** start of Records supplied **
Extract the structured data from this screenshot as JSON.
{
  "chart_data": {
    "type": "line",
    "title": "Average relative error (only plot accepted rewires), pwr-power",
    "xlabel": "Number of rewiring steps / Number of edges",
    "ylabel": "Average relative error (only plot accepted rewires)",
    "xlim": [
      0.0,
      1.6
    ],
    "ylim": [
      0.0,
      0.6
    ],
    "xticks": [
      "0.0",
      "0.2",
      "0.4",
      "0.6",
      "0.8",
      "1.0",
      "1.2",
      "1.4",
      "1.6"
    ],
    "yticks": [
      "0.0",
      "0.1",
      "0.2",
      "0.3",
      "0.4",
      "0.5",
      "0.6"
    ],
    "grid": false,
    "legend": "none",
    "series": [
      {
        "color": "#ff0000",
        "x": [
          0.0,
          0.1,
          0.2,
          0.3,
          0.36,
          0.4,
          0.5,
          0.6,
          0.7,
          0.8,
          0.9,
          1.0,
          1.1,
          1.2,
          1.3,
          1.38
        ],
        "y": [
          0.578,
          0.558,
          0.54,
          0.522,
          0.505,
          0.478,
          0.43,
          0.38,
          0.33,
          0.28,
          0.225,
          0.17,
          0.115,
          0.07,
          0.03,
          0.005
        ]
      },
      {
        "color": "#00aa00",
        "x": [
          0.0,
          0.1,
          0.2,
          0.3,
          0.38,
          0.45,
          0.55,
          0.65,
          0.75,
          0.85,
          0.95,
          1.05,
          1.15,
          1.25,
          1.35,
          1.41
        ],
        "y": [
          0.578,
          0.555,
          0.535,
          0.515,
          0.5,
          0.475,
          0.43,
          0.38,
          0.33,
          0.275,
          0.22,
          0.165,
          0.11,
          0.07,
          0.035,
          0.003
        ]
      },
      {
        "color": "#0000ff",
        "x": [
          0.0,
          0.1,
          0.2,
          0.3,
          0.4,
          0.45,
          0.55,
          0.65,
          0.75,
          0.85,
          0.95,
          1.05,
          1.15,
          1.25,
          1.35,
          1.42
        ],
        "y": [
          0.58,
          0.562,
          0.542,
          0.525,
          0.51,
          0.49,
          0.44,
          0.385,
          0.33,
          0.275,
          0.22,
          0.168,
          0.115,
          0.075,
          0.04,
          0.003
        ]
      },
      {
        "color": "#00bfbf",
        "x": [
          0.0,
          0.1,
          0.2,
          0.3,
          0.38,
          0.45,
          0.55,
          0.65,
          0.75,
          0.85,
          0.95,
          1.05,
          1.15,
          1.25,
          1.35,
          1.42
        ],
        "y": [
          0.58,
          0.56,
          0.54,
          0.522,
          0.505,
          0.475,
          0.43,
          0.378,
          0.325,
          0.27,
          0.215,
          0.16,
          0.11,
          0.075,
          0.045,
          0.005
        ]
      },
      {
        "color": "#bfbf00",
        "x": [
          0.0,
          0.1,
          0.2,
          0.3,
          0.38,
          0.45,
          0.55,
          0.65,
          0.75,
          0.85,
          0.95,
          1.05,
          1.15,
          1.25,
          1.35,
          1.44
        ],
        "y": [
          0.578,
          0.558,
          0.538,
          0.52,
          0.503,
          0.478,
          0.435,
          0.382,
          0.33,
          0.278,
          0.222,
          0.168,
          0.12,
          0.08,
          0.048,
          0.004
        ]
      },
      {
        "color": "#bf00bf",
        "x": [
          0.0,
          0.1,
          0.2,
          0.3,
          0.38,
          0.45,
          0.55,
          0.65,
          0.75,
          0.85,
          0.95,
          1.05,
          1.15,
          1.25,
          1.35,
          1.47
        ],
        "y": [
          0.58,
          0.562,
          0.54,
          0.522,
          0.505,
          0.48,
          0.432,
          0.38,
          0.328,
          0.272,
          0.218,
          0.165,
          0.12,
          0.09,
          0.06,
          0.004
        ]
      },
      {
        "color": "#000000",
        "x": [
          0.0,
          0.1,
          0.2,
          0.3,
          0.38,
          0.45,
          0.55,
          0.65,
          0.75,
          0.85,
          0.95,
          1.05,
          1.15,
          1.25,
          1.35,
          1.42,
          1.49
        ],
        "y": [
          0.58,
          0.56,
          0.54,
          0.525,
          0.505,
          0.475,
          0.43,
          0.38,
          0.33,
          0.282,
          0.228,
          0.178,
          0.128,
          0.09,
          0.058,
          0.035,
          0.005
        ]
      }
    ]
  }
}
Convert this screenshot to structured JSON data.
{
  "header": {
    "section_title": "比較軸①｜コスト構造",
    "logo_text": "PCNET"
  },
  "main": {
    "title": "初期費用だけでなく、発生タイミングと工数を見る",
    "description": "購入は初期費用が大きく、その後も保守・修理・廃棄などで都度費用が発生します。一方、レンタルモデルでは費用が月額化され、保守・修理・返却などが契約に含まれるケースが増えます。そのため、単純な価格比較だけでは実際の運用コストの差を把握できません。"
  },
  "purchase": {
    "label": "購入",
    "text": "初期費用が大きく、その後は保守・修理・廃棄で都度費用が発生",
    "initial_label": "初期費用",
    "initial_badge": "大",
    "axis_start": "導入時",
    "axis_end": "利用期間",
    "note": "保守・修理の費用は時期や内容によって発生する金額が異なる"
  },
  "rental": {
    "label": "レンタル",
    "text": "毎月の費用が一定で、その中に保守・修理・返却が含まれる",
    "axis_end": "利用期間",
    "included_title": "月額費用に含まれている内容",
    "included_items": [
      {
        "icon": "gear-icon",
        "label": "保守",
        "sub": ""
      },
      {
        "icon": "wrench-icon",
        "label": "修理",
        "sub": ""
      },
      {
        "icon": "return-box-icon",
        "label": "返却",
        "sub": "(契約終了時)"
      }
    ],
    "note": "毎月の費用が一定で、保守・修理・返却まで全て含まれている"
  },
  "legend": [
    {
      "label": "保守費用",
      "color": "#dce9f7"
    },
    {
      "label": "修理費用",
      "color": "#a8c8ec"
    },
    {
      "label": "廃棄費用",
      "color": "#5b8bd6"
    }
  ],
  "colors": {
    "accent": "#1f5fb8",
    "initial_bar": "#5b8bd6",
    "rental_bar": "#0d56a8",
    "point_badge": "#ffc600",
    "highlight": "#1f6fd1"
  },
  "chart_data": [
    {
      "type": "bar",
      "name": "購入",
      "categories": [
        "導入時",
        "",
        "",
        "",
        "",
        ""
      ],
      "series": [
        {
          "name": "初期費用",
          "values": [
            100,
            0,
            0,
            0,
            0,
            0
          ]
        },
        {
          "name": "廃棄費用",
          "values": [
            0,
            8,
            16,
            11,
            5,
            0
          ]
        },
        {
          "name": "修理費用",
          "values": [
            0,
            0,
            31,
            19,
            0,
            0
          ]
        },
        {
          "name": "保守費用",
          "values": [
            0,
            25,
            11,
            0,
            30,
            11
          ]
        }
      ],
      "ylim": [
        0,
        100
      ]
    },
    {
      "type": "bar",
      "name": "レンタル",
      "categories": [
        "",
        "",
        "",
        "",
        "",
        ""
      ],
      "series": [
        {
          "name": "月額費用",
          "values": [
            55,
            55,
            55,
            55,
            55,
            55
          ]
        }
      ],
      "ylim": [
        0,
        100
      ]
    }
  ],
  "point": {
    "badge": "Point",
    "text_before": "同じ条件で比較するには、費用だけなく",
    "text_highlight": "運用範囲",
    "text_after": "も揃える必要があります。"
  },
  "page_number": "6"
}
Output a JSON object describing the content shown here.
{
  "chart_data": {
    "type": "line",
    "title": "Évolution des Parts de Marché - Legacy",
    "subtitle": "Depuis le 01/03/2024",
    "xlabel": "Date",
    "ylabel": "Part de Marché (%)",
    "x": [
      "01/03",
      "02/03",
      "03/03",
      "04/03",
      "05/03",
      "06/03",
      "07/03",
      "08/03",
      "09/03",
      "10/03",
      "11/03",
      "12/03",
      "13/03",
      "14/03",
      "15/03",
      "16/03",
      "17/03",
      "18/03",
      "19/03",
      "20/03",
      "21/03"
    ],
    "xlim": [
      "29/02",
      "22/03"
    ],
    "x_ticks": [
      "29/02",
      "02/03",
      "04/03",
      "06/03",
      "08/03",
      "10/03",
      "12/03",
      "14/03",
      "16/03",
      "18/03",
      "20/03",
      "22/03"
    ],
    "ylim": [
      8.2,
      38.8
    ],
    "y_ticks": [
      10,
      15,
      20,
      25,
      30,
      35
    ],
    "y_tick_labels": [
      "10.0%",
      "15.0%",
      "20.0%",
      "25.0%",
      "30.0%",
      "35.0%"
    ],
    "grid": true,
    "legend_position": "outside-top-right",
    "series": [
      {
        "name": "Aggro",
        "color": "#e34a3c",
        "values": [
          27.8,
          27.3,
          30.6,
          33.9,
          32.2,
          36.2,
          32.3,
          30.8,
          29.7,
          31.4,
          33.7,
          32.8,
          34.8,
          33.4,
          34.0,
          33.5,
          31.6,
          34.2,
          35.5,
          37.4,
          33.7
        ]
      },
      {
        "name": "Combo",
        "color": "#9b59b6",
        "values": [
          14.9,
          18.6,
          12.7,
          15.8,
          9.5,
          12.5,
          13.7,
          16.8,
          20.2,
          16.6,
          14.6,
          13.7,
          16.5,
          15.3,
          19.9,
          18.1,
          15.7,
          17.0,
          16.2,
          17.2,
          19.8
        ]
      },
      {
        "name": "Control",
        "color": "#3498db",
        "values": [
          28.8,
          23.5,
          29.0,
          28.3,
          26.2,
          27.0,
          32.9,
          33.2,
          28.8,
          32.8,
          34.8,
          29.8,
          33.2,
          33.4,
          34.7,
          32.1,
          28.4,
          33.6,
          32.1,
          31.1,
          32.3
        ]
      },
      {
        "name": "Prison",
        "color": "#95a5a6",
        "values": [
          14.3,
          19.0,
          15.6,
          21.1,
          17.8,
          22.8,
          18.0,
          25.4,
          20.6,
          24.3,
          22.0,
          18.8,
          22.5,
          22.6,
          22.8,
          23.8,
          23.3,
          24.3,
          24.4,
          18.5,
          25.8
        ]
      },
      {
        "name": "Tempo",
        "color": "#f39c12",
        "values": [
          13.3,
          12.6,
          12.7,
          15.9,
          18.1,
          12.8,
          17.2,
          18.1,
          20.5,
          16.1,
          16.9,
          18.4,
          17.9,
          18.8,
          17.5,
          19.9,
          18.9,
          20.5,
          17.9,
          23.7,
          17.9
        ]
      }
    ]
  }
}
** end of Records supplied **
> [Work to be completed]: Each line that contains the string "JSON" counts once; say how many there are and nothing else.

> [Result below]: 3